--- Task directions ---
Copy out every line exactly as given.

--- Data records ---

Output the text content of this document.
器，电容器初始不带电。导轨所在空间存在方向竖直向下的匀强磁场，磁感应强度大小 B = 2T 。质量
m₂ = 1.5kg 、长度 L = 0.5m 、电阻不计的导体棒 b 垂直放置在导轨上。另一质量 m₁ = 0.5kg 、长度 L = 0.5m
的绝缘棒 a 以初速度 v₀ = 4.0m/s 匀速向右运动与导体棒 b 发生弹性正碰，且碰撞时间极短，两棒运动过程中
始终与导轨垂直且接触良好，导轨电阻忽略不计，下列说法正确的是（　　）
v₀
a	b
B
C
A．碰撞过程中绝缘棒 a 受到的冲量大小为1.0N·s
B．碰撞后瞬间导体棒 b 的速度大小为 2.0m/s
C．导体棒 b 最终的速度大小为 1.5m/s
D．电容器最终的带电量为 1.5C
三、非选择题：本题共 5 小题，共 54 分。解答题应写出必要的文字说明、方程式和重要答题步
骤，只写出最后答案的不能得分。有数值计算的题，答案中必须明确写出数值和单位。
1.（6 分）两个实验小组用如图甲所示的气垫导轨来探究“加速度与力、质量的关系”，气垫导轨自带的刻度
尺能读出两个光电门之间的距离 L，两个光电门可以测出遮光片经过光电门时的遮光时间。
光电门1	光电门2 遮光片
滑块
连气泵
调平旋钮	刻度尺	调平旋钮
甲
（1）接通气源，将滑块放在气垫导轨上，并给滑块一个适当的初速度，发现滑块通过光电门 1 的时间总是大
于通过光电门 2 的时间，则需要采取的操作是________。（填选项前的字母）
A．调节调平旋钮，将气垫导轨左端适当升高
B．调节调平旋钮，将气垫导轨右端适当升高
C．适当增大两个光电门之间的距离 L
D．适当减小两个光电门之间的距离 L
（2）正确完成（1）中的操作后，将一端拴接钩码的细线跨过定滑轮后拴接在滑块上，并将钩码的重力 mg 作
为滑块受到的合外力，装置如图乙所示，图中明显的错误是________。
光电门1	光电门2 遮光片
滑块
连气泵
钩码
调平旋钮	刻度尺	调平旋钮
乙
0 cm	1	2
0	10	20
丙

--- Answer to this task ---
Output the text content of this document.
器，电容器初始不带电。导轨所在空间存在方向竖直向下的匀强磁场，磁感应强度大小 B = 2T 。质量
m₂ = 1.5kg 、长度 L = 0.5m 、电阻不计的导体棒 b 垂直放置在导轨上。另一质量 m₁ = 0.5kg 、长度 L = 0.5m
的绝缘棒 a 以初速度 v₀ = 4.0m/s 匀速向右运动与导体棒 b 发生弹性正碰，且碰撞时间极短，两棒运动过程中
始终与导轨垂直且接触良好，导轨电阻忽略不计，下列说法正确的是（　　）
v₀
a	b
B
C
A．碰撞过程中绝缘棒 a 受到的冲量大小为1.0N·s
B．碰撞后瞬间导体棒 b 的速度大小为 2.0m/s
C．导体棒 b 最终的速度大小为 1.5m/s
D．电容器最终的带电量为 1.5C
三、非选择题：本题共 5 小题，共 54 分。解答题应写出必要的文字说明、方程式和重要答题步
骤，只写出最后答案的不能得分。有数值计算的题，答案中必须明确写出数值和单位。
1.（6 分）两个实验小组用如图甲所示的气垫导轨来探究“加速度与力、质量的关系”，气垫导轨自带的刻度
尺能读出两个光电门之间的距离 L，两个光电门可以测出遮光片经过光电门时的遮光时间。
光电门1	光电门2 遮光片
滑块
连气泵
调平旋钮	刻度尺	调平旋钮
甲
（1）接通气源，将滑块放在气垫导轨上，并给滑块一个适当的初速度，发现滑块通过光电门 1 的时间总是大
于通过光电门 2 的时间，则需要采取的操作是________。（填选项前的字母）
A．调节调平旋钮，将气垫导轨左端适当升高
B．调节调平旋钮，将气垫导轨右端适当升高
C．适当增大两个光电门之间的距离 L
D．适当减小两个光电门之间的距离 L
（2）正确完成（1）中的操作后，将一端拴接钩码的细线跨过定滑轮后拴接在滑块上，并将钩码的重力 mg 作
为滑块受到的合外力，装置如图乙所示，图中明显的错误是________。
光电门1	光电门2 遮光片
滑块
连气泵
钩码
调平旋钮	刻度尺	调平旋钮
乙
0 cm	1	2
0	10	20
丙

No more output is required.